Problem to work on: Revise the records so that "bounding boxes" becomes "box coordinates" and everything else stays unchanged. Omit the pictures from your answer.

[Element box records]
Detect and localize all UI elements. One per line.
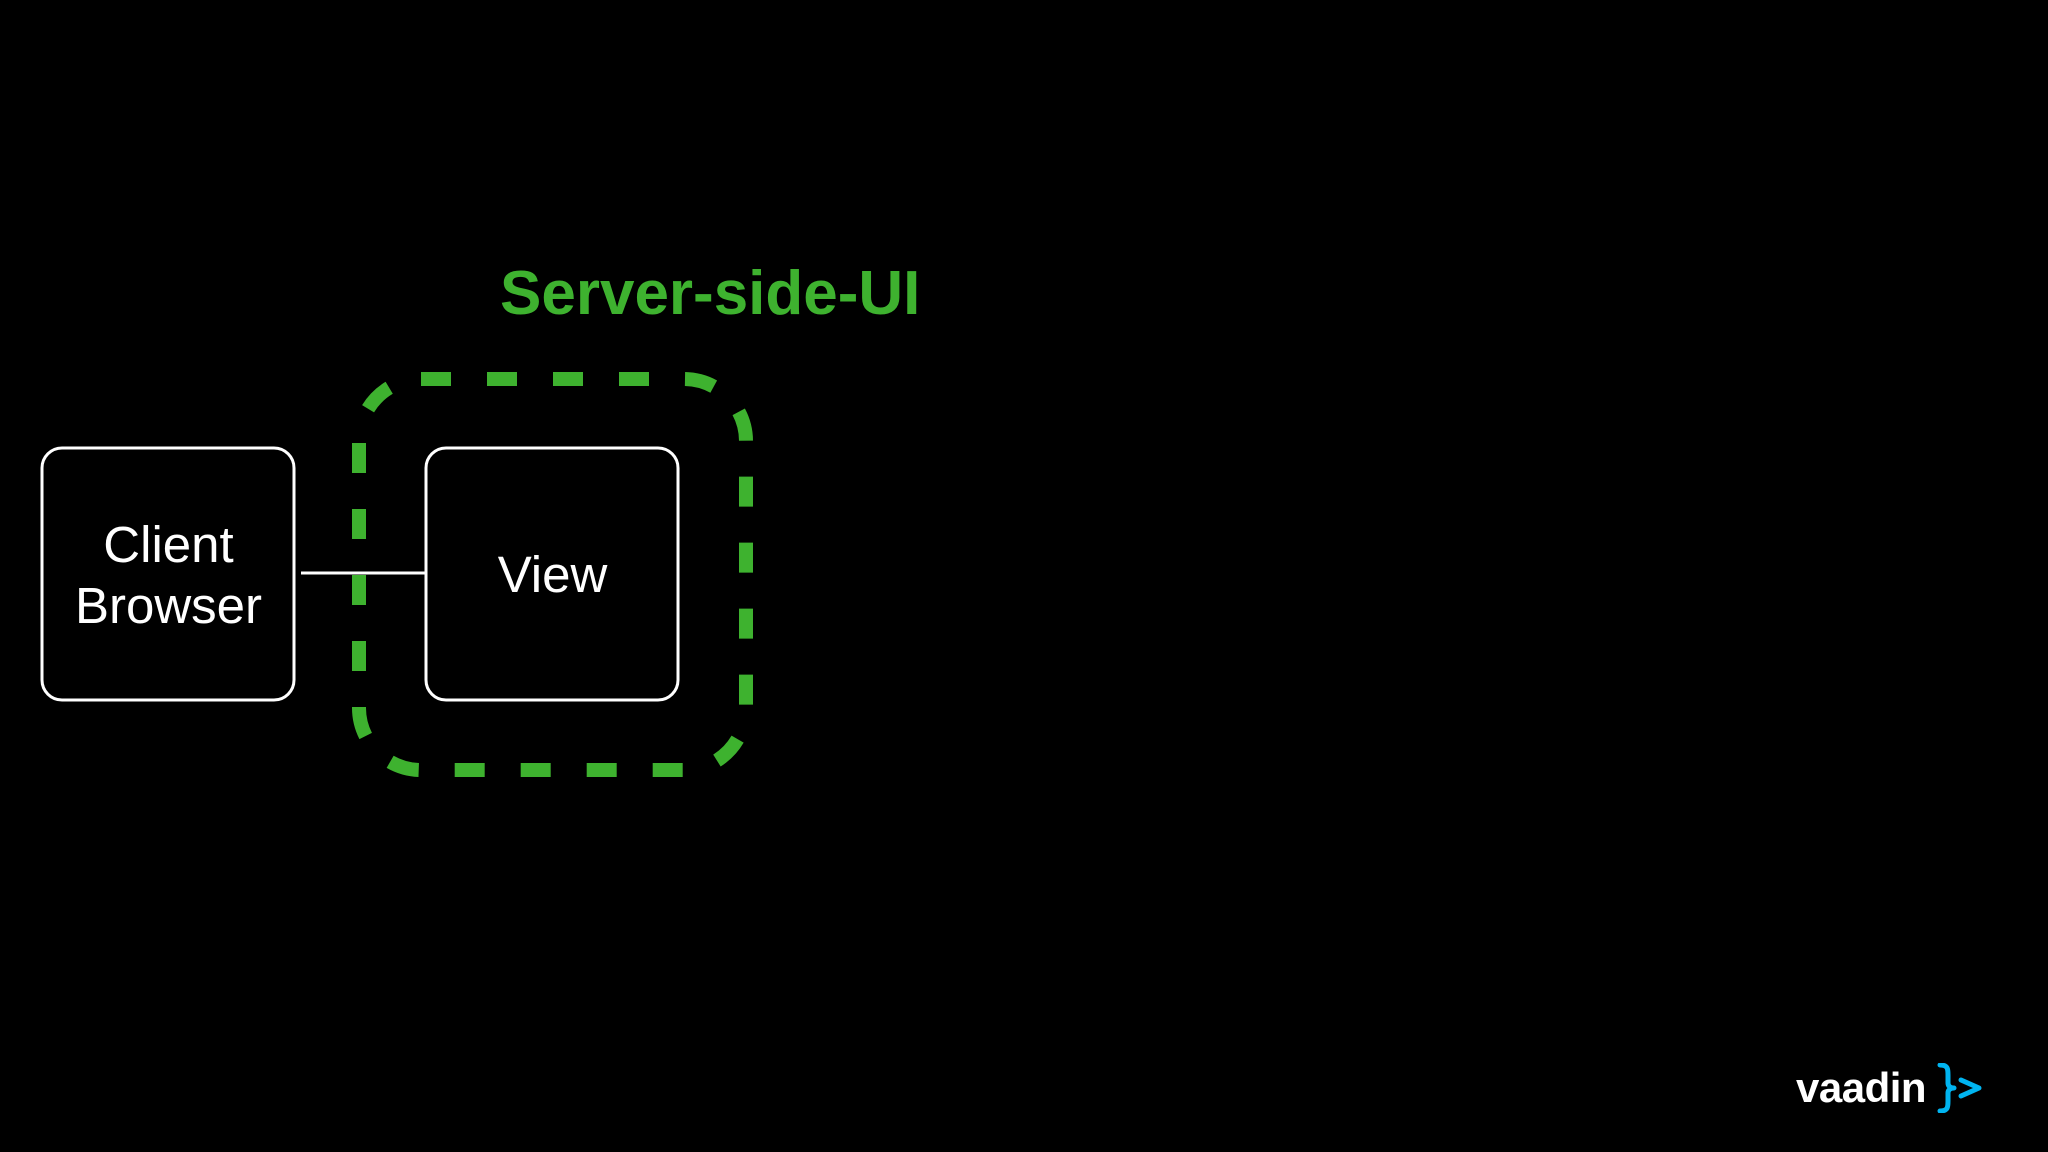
- client-label-line-1: Client: [103, 515, 234, 573]
- view-box: [424, 446, 680, 702]
- client-label-line-2: Browser: [74, 576, 263, 634]
- vaadin-logo-word: vaadin: [1796, 1064, 1927, 1111]
- client-browser-label: Client Browser: [43, 449, 294, 700]
- vaadin-logo: vaadin: [1796, 1063, 1984, 1113]
- server-side-ui-title: Server-side-UI: [500, 259, 921, 328]
- client-browser-box: [40, 446, 296, 702]
- view-label: View: [427, 449, 678, 700]
- vaadin-logo-mark-icon: [1937, 1063, 1982, 1113]
- view-label-text: View: [497, 546, 608, 603]
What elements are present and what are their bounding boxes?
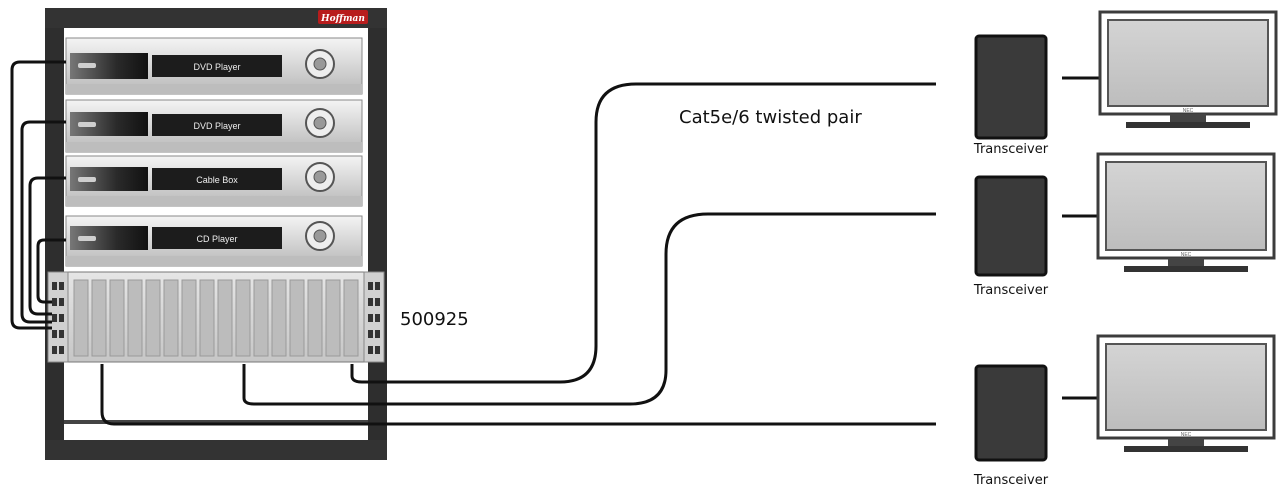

Output for this task:
Detect and localize all UI elements. One per line.
- client-label-line-1: Client: [103, 515, 234, 573]
- view-box: [424, 446, 680, 702]
- client-label-line-2: Browser: [74, 576, 263, 634]
- vaadin-logo-word: vaadin: [1796, 1064, 1927, 1111]
- client-browser-label: Client Browser: [43, 449, 294, 700]
- vaadin-logo: vaadin: [1796, 1063, 1984, 1113]
- server-side-ui-title: Server-side-UI: [500, 259, 921, 328]
- client-browser-box: [40, 446, 296, 702]
- view-label: View: [427, 449, 678, 700]
- vaadin-logo-mark-icon: [1937, 1063, 1982, 1113]
- view-label-text: View: [497, 546, 608, 603]
What elements are present and what are their box coordinates?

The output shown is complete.